*Goal of the exercise*:
Repeat the full listing, word for word.

*Listed entries*:
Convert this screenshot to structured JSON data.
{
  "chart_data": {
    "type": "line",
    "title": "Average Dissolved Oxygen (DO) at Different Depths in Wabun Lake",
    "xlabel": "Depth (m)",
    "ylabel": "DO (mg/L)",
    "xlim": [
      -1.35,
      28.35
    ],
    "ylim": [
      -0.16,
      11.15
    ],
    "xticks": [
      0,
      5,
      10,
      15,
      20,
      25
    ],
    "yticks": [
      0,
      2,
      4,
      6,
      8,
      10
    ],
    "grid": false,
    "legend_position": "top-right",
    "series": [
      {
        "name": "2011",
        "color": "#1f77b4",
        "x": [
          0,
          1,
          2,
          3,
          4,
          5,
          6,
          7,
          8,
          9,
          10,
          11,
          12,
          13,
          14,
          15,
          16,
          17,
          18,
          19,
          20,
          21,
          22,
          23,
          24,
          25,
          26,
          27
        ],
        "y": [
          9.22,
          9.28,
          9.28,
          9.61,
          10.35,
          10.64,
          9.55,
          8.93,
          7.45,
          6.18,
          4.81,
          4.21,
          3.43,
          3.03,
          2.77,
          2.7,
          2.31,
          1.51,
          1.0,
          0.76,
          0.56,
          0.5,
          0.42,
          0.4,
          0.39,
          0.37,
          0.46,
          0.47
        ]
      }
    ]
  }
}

*Written answer*:
Convert this screenshot to structured JSON data.
{
  "chart_data": {
    "type": "line",
    "title": "Average Dissolved Oxygen (DO) at Different Depths in Wabun Lake",
    "xlabel": "Depth (m)",
    "ylabel": "DO (mg/L)",
    "xlim": [
      -1.35,
      28.35
    ],
    "ylim": [
      -0.16,
      11.15
    ],
    "xticks": [
      0,
      5,
      10,
      15,
      20,
      25
    ],
    "yticks": [
      0,
      2,
      4,
      6,
      8,
      10
    ],
    "grid": false,
    "legend_position": "top-right",
    "series": [
      {
        "name": "2011",
        "color": "#1f77b4",
        "x": [
          0,
          1,
          2,
          3,
          4,
          5,
          6,
          7,
          8,
          9,
          10,
          11,
          12,
          13,
          14,
          15,
          16,
          17,
          18,
          19,
          20,
          21,
          22,
          23,
          24,
          25,
          26,
          27
        ],
        "y": [
          9.22,
          9.28,
          9.28,
          9.61,
          10.35,
          10.64,
          9.55,
          8.93,
          7.45,
          6.18,
          4.81,
          4.21,
          3.43,
          3.03,
          2.77,
          2.7,
          2.31,
          1.51,
          1.0,
          0.76,
          0.56,
          0.5,
          0.42,
          0.4,
          0.39,
          0.37,
          0.46,
          0.47
        ]
      }
    ]
  }
}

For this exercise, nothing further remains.